Make an exact copy of all the records.

* begin Information given *

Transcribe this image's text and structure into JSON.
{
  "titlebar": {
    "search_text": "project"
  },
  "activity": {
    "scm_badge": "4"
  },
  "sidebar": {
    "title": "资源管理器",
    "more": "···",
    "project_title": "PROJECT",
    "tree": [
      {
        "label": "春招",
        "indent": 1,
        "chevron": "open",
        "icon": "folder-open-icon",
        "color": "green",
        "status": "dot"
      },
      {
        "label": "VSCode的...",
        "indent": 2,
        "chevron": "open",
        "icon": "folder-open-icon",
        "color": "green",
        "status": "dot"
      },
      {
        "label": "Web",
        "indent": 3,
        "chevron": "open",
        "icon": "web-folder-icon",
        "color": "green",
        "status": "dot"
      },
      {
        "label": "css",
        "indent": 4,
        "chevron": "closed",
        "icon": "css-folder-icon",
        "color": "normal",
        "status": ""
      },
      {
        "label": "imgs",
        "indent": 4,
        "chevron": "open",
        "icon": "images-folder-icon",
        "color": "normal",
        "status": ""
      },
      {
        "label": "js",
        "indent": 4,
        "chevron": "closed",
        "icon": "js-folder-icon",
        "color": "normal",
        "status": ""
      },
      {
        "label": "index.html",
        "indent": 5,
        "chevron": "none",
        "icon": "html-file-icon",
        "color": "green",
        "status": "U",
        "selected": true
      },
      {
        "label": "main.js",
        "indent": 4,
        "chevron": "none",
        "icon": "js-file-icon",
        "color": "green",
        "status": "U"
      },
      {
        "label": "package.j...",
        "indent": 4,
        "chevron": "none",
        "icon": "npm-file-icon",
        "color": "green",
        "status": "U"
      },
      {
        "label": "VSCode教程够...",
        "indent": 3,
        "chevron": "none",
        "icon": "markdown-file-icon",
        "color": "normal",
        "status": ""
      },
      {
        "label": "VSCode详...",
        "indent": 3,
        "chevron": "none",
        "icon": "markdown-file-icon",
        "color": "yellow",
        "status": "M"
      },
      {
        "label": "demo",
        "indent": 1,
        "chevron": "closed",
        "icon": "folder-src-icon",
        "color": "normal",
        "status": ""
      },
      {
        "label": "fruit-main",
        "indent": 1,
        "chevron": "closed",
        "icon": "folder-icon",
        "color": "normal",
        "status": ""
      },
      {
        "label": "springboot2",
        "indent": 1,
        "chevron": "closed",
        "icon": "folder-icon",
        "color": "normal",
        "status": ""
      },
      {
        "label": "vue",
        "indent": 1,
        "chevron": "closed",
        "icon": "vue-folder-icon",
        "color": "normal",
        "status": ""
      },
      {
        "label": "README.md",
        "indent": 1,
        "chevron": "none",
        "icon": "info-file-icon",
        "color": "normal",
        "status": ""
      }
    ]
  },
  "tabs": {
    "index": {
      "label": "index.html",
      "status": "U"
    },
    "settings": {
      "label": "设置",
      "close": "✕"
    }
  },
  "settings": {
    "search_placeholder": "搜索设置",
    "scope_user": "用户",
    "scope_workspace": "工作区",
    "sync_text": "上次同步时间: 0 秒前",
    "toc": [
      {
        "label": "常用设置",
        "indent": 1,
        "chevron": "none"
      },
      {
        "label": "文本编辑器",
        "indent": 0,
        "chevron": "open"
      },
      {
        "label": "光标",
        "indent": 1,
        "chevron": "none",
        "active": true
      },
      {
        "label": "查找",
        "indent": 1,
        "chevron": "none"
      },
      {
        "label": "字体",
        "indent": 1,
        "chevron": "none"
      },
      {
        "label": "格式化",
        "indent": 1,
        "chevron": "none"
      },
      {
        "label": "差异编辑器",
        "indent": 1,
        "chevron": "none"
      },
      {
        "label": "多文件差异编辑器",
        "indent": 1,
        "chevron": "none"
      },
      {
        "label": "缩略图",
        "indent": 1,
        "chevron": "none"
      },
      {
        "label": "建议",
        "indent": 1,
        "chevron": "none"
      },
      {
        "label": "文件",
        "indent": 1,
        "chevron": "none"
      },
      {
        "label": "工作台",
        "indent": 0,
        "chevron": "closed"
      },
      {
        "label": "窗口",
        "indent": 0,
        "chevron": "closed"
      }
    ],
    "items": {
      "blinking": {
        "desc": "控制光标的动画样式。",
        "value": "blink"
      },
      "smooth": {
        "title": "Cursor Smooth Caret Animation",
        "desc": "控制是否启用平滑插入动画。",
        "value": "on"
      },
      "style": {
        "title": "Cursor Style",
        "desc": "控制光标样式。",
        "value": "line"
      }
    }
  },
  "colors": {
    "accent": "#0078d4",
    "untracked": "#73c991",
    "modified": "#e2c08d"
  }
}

* end Information given *

### Answer to this exercise
Transcribe this image's text and structure into JSON.
{
  "titlebar": {
    "search_text": "project"
  },
  "activity": {
    "scm_badge": "4"
  },
  "sidebar": {
    "title": "资源管理器",
    "more": "···",
    "project_title": "PROJECT",
    "tree": [
      {
        "label": "春招",
        "indent": 1,
        "chevron": "open",
        "icon": "folder-open-icon",
        "color": "green",
        "status": "dot"
      },
      {
        "label": "VSCode的...",
        "indent": 2,
        "chevron": "open",
        "icon": "folder-open-icon",
        "color": "green",
        "status": "dot"
      },
      {
        "label": "Web",
        "indent": 3,
        "chevron": "open",
        "icon": "web-folder-icon",
        "color": "green",
        "status": "dot"
      },
      {
        "label": "css",
        "indent": 4,
        "chevron": "closed",
        "icon": "css-folder-icon",
        "color": "normal",
        "status": ""
      },
      {
        "label": "imgs",
        "indent": 4,
        "chevron": "open",
        "icon": "images-folder-icon",
        "color": "normal",
        "status": ""
      },
      {
        "label": "js",
        "indent": 4,
        "chevron": "closed",
        "icon": "js-folder-icon",
        "color": "normal",
        "status": ""
      },
      {
        "label": "index.html",
        "indent": 5,
        "chevron": "none",
        "icon": "html-file-icon",
        "color": "green",
        "status": "U",
        "selected": true
      },
      {
        "label": "main.js",
        "indent": 4,
        "chevron": "none",
        "icon": "js-file-icon",
        "color": "green",
        "status": "U"
      },
      {
        "label": "package.j...",
        "indent": 4,
        "chevron": "none",
        "icon": "npm-file-icon",
        "color": "green",
        "status": "U"
      },
      {
        "label": "VSCode教程够...",
        "indent": 3,
        "chevron": "none",
        "icon": "markdown-file-icon",
        "color": "normal",
        "status": ""
      },
      {
        "label": "VSCode详...",
        "indent": 3,
        "chevron": "none",
        "icon": "markdown-file-icon",
        "color": "yellow",
        "status": "M"
      },
      {
        "label": "demo",
        "indent": 1,
        "chevron": "closed",
        "icon": "folder-src-icon",
        "color": "normal",
        "status": ""
      },
      {
        "label": "fruit-main",
        "indent": 1,
        "chevron": "closed",
        "icon": "folder-icon",
        "color": "normal",
        "status": ""
      },
      {
        "label": "springboot2",
        "indent": 1,
        "chevron": "closed",
        "icon": "folder-icon",
        "color": "normal",
        "status": ""
      },
      {
        "label": "vue",
        "indent": 1,
        "chevron": "closed",
        "icon": "vue-folder-icon",
        "color": "normal",
        "status": ""
      },
      {
        "label": "README.md",
        "indent": 1,
        "chevron": "none",
        "icon": "info-file-icon",
        "color": "normal",
        "status": ""
      }
    ]
  },
  "tabs": {
    "index": {
      "label": "index.html",
      "status": "U"
    },
    "settings": {
      "label": "设置",
      "close": "✕"
    }
  },
  "settings": {
    "search_placeholder": "搜索设置",
    "scope_user": "用户",
    "scope_workspace": "工作区",
    "sync_text": "上次同步时间: 0 秒前",
    "toc": [
      {
        "label": "常用设置",
        "indent": 1,
        "chevron": "none"
      },
      {
        "label": "文本编辑器",
        "indent": 0,
        "chevron": "open"
      },
      {
        "label": "光标",
        "indent": 1,
        "chevron": "none",
        "active": true
      },
      {
        "label": "查找",
        "indent": 1,
        "chevron": "none"
      },
      {
        "label": "字体",
        "indent": 1,
        "chevron": "none"
      },
      {
        "label": "格式化",
        "indent": 1,
        "chevron": "none"
      },
      {
        "label": "差异编辑器",
        "indent": 1,
        "chevron": "none"
      },
      {
        "label": "多文件差异编辑器",
        "indent": 1,
        "chevron": "none"
      },
      {
        "label": "缩略图",
        "indent": 1,
        "chevron": "none"
      },
      {
        "label": "建议",
        "indent": 1,
        "chevron": "none"
      },
      {
        "label": "文件",
        "indent": 1,
        "chevron": "none"
      },
      {
        "label": "工作台",
        "indent": 0,
        "chevron": "closed"
      },
      {
        "label": "窗口",
        "indent": 0,
        "chevron": "closed"
      }
    ],
    "items": {
      "blinking": {
        "desc": "控制光标的动画样式。",
        "value": "blink"
      },
      "smooth": {
        "title": "Cursor Smooth Caret Animation",
        "desc": "控制是否启用平滑插入动画。",
        "value": "on"
      },
      "style": {
        "title": "Cursor Style",
        "desc": "控制光标样式。",
        "value": "line"
      }
    }
  },
  "colors": {
    "accent": "#0078d4",
    "untracked": "#73c991",
    "modified": "#e2c08d"
  }
}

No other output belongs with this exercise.